Filter these entries, keeping only lines that hold the word "JSON".

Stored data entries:

################

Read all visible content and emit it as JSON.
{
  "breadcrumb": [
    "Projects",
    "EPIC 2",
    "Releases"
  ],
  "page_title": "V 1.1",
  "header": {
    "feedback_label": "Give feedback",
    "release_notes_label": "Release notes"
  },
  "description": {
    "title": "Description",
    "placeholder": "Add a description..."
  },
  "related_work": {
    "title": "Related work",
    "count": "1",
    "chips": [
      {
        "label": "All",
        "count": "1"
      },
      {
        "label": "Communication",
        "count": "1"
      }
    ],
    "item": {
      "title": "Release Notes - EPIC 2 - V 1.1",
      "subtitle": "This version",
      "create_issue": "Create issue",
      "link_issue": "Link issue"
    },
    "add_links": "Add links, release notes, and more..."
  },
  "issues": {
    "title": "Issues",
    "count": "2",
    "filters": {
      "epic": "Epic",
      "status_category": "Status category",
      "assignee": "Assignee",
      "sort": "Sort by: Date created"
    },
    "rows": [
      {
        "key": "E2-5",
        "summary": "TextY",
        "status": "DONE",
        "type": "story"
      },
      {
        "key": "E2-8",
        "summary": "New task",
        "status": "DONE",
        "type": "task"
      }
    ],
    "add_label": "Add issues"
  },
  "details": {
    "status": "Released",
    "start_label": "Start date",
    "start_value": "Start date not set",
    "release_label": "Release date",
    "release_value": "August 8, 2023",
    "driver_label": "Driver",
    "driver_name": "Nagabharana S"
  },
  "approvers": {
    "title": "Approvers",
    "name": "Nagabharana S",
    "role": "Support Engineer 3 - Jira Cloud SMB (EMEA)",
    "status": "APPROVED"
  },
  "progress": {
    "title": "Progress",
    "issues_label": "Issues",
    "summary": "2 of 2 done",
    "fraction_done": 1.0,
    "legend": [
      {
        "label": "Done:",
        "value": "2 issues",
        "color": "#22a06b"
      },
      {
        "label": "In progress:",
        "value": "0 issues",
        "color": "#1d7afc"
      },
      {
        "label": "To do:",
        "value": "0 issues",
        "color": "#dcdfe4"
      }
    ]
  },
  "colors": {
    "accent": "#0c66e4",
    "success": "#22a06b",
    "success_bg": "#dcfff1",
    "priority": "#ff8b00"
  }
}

################

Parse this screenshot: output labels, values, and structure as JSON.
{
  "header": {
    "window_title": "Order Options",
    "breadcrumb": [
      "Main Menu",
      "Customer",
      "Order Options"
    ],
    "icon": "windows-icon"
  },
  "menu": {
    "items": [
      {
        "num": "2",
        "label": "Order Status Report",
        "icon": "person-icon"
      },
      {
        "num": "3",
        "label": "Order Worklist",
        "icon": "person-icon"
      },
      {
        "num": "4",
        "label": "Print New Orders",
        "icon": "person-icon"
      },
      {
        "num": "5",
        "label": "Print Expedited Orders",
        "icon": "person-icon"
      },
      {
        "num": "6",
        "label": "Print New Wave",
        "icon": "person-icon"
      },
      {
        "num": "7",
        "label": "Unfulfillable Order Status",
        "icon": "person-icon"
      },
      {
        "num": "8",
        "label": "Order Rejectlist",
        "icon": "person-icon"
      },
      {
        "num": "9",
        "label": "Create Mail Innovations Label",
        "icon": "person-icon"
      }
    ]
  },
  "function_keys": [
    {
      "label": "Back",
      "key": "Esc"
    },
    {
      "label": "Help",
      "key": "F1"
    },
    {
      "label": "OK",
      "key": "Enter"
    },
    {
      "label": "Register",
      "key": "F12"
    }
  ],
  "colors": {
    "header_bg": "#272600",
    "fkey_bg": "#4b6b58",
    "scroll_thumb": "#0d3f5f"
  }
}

################

◆ **Solution**
Read all visible content and emit it as JSON.
Parse this screenshot: output labels, values, and structure as JSON.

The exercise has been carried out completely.